## WORK INSTRUCTIONS
State the number of lines with the string "ylabel" in them, and nothing else.

-- BEGIN --

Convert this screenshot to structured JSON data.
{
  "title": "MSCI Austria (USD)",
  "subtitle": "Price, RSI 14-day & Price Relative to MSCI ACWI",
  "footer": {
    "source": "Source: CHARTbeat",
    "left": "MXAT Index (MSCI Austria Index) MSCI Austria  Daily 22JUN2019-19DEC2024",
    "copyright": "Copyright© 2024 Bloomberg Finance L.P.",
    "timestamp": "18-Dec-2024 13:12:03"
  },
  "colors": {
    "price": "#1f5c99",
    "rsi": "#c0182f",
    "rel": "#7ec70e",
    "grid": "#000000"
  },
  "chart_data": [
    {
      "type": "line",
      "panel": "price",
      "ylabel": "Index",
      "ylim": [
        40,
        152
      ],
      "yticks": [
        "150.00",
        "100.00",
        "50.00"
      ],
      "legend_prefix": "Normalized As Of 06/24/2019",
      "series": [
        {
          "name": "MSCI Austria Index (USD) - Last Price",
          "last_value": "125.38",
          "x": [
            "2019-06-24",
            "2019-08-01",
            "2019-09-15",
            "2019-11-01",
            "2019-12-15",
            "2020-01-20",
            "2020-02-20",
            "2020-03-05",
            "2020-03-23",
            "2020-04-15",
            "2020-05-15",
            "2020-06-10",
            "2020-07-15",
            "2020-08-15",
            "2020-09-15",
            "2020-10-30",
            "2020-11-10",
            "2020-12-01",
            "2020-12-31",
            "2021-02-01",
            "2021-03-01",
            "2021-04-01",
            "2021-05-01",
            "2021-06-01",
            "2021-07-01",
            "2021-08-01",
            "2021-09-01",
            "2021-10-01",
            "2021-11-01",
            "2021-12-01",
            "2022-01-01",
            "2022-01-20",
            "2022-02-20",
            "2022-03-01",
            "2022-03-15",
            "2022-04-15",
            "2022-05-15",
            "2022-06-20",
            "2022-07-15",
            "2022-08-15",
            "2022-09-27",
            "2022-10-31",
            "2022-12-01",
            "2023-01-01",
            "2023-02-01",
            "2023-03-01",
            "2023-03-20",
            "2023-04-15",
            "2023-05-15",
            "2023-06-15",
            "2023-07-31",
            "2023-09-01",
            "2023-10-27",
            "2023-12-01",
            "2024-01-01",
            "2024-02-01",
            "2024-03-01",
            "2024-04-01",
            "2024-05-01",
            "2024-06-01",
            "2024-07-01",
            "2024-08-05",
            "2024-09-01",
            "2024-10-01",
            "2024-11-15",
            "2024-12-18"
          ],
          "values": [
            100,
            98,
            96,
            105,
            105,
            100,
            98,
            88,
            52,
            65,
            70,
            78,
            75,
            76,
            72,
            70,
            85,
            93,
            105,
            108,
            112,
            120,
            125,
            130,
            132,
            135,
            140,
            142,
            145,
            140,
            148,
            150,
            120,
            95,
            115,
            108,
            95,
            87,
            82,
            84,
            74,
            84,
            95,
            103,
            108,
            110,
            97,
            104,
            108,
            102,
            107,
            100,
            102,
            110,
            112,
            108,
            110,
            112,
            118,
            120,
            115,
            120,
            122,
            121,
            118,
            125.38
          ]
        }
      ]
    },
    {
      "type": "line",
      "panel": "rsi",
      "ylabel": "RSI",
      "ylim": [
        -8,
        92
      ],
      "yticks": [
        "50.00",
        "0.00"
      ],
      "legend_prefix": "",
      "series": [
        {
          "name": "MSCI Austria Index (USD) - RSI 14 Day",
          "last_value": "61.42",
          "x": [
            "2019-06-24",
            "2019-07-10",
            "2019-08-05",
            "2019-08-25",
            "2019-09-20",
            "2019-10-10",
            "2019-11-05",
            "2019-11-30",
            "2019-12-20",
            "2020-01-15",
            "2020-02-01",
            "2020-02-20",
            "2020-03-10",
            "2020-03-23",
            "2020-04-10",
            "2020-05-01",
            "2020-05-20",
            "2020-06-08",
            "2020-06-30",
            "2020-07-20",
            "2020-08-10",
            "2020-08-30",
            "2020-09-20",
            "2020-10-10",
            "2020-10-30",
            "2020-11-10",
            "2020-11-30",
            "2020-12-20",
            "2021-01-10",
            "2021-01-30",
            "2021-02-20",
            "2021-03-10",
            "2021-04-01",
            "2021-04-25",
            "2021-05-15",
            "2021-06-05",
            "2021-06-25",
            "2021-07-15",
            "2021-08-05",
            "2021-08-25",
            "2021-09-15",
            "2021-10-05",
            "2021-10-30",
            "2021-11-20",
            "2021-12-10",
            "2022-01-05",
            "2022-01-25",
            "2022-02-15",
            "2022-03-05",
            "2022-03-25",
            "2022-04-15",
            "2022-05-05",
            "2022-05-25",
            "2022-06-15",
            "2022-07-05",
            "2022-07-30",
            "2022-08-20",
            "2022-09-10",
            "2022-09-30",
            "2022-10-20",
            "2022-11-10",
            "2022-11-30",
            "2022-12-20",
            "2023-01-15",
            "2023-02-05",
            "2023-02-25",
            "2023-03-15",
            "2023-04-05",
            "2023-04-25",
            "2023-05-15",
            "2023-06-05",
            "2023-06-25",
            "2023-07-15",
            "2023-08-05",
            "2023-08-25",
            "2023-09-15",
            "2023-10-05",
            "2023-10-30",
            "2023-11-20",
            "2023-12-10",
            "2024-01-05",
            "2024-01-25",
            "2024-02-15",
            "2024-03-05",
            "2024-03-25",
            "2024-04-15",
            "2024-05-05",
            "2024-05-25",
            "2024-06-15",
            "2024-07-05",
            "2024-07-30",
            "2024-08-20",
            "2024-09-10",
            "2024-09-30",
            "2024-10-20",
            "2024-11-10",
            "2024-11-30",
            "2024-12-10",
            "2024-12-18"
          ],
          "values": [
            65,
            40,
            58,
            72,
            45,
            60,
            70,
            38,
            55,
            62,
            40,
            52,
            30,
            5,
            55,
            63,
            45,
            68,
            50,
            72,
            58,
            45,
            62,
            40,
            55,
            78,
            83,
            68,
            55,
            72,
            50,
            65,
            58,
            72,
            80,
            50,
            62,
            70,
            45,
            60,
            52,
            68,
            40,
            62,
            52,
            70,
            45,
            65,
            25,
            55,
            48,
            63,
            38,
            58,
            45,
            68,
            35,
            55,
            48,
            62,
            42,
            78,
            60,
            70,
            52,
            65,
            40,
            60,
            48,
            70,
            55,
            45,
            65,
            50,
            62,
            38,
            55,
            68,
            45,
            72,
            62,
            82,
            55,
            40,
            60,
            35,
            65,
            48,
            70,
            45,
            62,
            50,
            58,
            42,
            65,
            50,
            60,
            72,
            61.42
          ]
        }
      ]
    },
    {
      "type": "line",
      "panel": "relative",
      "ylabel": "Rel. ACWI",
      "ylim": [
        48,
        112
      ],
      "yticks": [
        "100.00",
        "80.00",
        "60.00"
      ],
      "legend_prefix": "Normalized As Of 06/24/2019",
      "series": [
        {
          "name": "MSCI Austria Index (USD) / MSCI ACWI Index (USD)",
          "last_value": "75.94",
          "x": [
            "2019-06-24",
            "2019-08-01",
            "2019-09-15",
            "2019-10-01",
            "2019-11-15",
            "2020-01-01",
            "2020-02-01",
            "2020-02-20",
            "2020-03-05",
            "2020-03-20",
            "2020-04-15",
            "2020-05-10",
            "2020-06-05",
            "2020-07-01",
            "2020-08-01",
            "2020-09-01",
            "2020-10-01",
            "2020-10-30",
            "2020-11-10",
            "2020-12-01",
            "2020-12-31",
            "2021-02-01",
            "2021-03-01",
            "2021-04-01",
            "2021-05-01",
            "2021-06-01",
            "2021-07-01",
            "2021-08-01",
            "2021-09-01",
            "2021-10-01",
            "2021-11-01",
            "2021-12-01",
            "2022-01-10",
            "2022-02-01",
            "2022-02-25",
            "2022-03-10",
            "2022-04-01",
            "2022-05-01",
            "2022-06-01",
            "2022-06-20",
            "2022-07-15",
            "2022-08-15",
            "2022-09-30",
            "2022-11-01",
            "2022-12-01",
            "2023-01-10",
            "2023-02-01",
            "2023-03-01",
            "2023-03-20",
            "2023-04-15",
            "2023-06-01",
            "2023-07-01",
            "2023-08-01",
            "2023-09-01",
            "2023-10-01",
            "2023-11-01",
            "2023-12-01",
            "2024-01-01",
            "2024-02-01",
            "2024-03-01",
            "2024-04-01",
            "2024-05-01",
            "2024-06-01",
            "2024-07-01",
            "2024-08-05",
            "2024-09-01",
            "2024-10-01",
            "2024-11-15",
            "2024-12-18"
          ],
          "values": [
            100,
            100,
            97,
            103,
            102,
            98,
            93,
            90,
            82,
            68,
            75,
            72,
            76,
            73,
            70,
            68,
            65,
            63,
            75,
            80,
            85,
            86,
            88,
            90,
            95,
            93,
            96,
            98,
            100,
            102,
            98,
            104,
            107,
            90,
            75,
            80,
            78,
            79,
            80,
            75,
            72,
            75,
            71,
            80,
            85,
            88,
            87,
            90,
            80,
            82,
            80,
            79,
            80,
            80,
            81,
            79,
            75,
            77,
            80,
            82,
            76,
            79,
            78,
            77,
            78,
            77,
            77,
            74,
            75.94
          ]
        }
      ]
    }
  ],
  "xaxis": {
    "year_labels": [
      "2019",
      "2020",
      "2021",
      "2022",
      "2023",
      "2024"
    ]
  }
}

-- END --

## EXERCISE OUTPUT
3